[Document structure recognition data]
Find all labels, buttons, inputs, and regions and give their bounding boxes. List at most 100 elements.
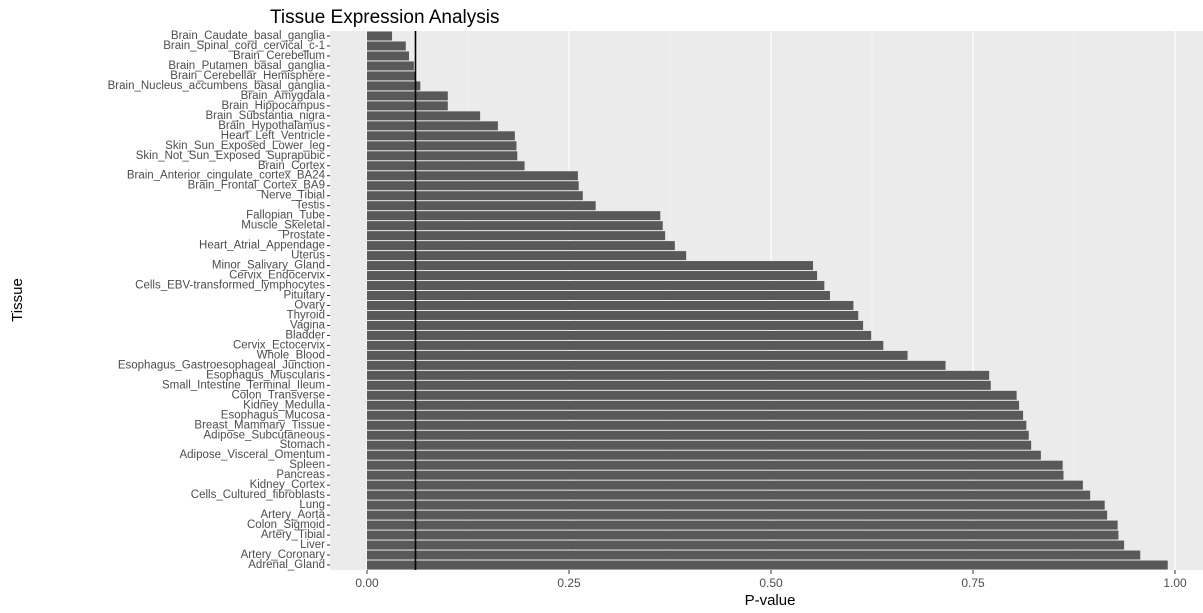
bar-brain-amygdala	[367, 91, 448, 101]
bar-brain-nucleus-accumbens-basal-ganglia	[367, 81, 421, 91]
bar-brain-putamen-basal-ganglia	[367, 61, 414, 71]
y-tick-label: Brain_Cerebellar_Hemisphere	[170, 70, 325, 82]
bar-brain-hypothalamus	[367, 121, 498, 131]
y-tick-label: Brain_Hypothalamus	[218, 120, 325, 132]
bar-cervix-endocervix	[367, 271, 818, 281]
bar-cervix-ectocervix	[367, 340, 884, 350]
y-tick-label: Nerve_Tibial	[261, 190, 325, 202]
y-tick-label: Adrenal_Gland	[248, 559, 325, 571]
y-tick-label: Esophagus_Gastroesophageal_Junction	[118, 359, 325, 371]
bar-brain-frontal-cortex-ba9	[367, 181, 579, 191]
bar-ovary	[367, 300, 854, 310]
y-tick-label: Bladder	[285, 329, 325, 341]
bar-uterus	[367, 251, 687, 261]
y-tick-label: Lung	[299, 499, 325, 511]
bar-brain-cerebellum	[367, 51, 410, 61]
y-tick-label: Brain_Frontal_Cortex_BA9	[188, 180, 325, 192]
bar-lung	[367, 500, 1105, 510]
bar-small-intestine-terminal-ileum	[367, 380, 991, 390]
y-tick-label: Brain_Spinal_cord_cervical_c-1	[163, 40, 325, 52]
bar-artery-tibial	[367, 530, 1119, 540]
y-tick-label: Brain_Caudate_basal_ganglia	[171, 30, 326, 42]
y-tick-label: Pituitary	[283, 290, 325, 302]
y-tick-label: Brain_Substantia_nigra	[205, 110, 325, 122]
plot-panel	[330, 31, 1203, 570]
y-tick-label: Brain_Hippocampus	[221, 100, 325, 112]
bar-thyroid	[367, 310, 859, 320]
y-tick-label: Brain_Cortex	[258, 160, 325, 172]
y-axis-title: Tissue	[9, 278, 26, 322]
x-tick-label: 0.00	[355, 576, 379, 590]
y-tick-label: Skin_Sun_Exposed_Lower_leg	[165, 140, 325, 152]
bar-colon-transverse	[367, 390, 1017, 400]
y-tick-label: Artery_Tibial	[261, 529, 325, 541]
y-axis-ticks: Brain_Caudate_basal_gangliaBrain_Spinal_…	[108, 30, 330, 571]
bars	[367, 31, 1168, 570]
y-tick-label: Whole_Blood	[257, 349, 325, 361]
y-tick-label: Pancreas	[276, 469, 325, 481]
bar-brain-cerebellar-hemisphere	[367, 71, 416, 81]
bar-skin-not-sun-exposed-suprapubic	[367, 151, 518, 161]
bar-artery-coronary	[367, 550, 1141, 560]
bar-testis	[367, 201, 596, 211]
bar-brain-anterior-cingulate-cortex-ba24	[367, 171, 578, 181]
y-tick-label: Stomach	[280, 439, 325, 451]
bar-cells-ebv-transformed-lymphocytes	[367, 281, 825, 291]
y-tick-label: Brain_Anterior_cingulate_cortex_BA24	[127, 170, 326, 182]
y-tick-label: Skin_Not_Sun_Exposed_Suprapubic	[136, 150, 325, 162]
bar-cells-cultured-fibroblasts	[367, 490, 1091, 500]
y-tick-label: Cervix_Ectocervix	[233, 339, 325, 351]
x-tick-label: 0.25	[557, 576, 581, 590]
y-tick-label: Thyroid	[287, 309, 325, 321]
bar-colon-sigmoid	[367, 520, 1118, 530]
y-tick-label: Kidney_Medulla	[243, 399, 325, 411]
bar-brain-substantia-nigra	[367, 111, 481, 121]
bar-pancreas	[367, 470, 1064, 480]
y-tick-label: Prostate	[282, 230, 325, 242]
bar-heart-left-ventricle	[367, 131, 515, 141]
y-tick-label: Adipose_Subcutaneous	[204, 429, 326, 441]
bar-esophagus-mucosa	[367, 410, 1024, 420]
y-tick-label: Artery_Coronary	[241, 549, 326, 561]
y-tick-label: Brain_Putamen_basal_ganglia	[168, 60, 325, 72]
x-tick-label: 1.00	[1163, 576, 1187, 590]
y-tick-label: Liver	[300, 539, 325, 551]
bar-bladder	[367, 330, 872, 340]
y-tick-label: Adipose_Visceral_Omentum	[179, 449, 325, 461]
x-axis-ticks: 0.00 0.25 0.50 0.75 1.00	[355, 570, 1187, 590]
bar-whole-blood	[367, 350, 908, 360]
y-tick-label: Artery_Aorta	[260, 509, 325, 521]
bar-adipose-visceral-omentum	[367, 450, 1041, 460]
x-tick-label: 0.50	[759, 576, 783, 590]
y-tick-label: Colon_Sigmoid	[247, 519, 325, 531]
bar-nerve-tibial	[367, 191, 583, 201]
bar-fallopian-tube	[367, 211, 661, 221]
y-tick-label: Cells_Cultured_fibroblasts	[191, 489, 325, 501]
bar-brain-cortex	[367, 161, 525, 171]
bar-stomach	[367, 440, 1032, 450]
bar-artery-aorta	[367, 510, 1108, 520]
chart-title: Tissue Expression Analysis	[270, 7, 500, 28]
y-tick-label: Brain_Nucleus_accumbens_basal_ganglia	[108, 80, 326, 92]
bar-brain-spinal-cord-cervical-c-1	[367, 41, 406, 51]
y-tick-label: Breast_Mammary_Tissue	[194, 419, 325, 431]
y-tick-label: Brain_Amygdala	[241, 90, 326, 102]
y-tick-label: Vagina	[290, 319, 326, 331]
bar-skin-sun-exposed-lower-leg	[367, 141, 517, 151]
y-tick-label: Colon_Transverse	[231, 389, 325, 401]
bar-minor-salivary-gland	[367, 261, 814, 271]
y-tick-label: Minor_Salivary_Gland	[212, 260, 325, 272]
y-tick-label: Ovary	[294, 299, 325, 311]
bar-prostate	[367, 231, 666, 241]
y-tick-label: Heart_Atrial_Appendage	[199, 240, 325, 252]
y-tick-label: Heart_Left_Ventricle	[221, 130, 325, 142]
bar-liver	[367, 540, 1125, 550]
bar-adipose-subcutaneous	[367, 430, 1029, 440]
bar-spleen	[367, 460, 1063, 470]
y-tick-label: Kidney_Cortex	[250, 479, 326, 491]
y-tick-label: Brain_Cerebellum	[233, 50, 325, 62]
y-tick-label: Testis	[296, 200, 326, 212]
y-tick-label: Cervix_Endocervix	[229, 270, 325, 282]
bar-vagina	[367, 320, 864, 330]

* **Directions for this task**
Each record needs to be reproduced exactly, and no image should be carried over.

* **Solved problem**
Find all labels, buttons, inputs, and regions and give their bounding boxes. List at most 100 elements.
bar-brain-amygdala	[367, 91, 448, 101]
bar-brain-nucleus-accumbens-basal-ganglia	[367, 81, 421, 91]
bar-brain-putamen-basal-ganglia	[367, 61, 414, 71]
y-tick-label: Brain_Cerebellar_Hemisphere	[170, 70, 325, 82]
bar-brain-hypothalamus	[367, 121, 498, 131]
y-tick-label: Brain_Hypothalamus	[218, 120, 325, 132]
bar-cervix-endocervix	[367, 271, 818, 281]
bar-cervix-ectocervix	[367, 340, 884, 350]
y-tick-label: Nerve_Tibial	[261, 190, 325, 202]
y-tick-label: Adrenal_Gland	[248, 559, 325, 571]
y-tick-label: Esophagus_Gastroesophageal_Junction	[118, 359, 325, 371]
bar-brain-frontal-cortex-ba9	[367, 181, 579, 191]
bar-ovary	[367, 300, 854, 310]
y-tick-label: Bladder	[285, 329, 325, 341]
bar-uterus	[367, 251, 687, 261]
y-tick-label: Lung	[299, 499, 325, 511]
bar-brain-cerebellum	[367, 51, 410, 61]
y-tick-label: Brain_Frontal_Cortex_BA9	[188, 180, 325, 192]
bar-lung	[367, 500, 1105, 510]
bar-small-intestine-terminal-ileum	[367, 380, 991, 390]
y-tick-label: Brain_Spinal_cord_cervical_c-1	[163, 40, 325, 52]
bar-artery-tibial	[367, 530, 1119, 540]
y-tick-label: Brain_Caudate_basal_ganglia	[171, 30, 326, 42]
y-tick-label: Pituitary	[283, 290, 325, 302]
y-tick-label: Brain_Substantia_nigra	[205, 110, 325, 122]
plot-panel	[330, 31, 1203, 570]
y-tick-label: Brain_Hippocampus	[221, 100, 325, 112]
bar-thyroid	[367, 310, 859, 320]
y-tick-label: Brain_Cortex	[258, 160, 325, 172]
y-axis-title: Tissue	[9, 278, 26, 322]
x-tick-label: 0.00	[355, 576, 379, 590]
y-tick-label: Skin_Sun_Exposed_Lower_leg	[165, 140, 325, 152]
bar-colon-transverse	[367, 390, 1017, 400]
y-tick-label: Artery_Tibial	[261, 529, 325, 541]
y-axis-ticks: Brain_Caudate_basal_gangliaBrain_Spinal_…	[108, 30, 330, 571]
bars	[367, 31, 1168, 570]
y-tick-label: Whole_Blood	[257, 349, 325, 361]
y-tick-label: Pancreas	[276, 469, 325, 481]
bar-brain-cerebellar-hemisphere	[367, 71, 416, 81]
bar-skin-not-sun-exposed-suprapubic	[367, 151, 518, 161]
bar-artery-coronary	[367, 550, 1141, 560]
bar-testis	[367, 201, 596, 211]
bar-brain-anterior-cingulate-cortex-ba24	[367, 171, 578, 181]
y-tick-label: Stomach	[280, 439, 325, 451]
bar-cells-ebv-transformed-lymphocytes	[367, 281, 825, 291]
y-tick-label: Brain_Anterior_cingulate_cortex_BA24	[127, 170, 326, 182]
y-tick-label: Skin_Not_Sun_Exposed_Suprapubic	[136, 150, 325, 162]
bar-cells-cultured-fibroblasts	[367, 490, 1091, 500]
y-tick-label: Cervix_Ectocervix	[233, 339, 325, 351]
x-tick-label: 0.25	[557, 576, 581, 590]
y-tick-label: Thyroid	[287, 309, 325, 321]
bar-colon-sigmoid	[367, 520, 1118, 530]
y-tick-label: Kidney_Medulla	[243, 399, 325, 411]
bar-brain-substantia-nigra	[367, 111, 481, 121]
bar-pancreas	[367, 470, 1064, 480]
y-tick-label: Prostate	[282, 230, 325, 242]
bar-heart-left-ventricle	[367, 131, 515, 141]
y-tick-label: Adipose_Subcutaneous	[204, 429, 326, 441]
bar-esophagus-mucosa	[367, 410, 1024, 420]
y-tick-label: Artery_Coronary	[241, 549, 326, 561]
y-tick-label: Brain_Putamen_basal_ganglia	[168, 60, 325, 72]
x-tick-label: 1.00	[1163, 576, 1187, 590]
y-tick-label: Liver	[300, 539, 325, 551]
bar-bladder	[367, 330, 872, 340]
y-tick-label: Adipose_Visceral_Omentum	[179, 449, 325, 461]
x-axis-ticks: 0.00 0.25 0.50 0.75 1.00	[355, 570, 1187, 590]
bar-whole-blood	[367, 350, 908, 360]
y-tick-label: Artery_Aorta	[260, 509, 325, 521]
bar-adipose-visceral-omentum	[367, 450, 1041, 460]
x-tick-label: 0.50	[759, 576, 783, 590]
y-tick-label: Colon_Sigmoid	[247, 519, 325, 531]
bar-nerve-tibial	[367, 191, 583, 201]
bar-fallopian-tube	[367, 211, 661, 221]
y-tick-label: Cells_Cultured_fibroblasts	[191, 489, 325, 501]
bar-brain-cortex	[367, 161, 525, 171]
bar-stomach	[367, 440, 1032, 450]
bar-artery-aorta	[367, 510, 1108, 520]
chart-title: Tissue Expression Analysis	[270, 7, 500, 28]
y-tick-label: Brain_Nucleus_accumbens_basal_ganglia	[108, 80, 326, 92]
bar-brain-spinal-cord-cervical-c-1	[367, 41, 406, 51]
y-tick-label: Breast_Mammary_Tissue	[194, 419, 325, 431]
y-tick-label: Brain_Amygdala	[241, 90, 326, 102]
y-tick-label: Vagina	[290, 319, 326, 331]
bar-skin-sun-exposed-lower-leg	[367, 141, 517, 151]
y-tick-label: Colon_Transverse	[231, 389, 325, 401]
bar-minor-salivary-gland	[367, 261, 814, 271]
y-tick-label: Minor_Salivary_Gland	[212, 260, 325, 272]
y-tick-label: Ovary	[294, 299, 325, 311]
bar-prostate	[367, 231, 666, 241]
y-tick-label: Heart_Atrial_Appendage	[199, 240, 325, 252]
y-tick-label: Heart_Left_Ventricle	[221, 130, 325, 142]
bar-liver	[367, 540, 1125, 550]
bar-adipose-subcutaneous	[367, 430, 1029, 440]
bar-spleen	[367, 460, 1063, 470]
y-tick-label: Kidney_Cortex	[250, 479, 326, 491]
y-tick-label: Brain_Cerebellum	[233, 50, 325, 62]
y-tick-label: Testis	[296, 200, 326, 212]
y-tick-label: Cervix_Endocervix	[229, 270, 325, 282]
bar-vagina	[367, 320, 864, 330]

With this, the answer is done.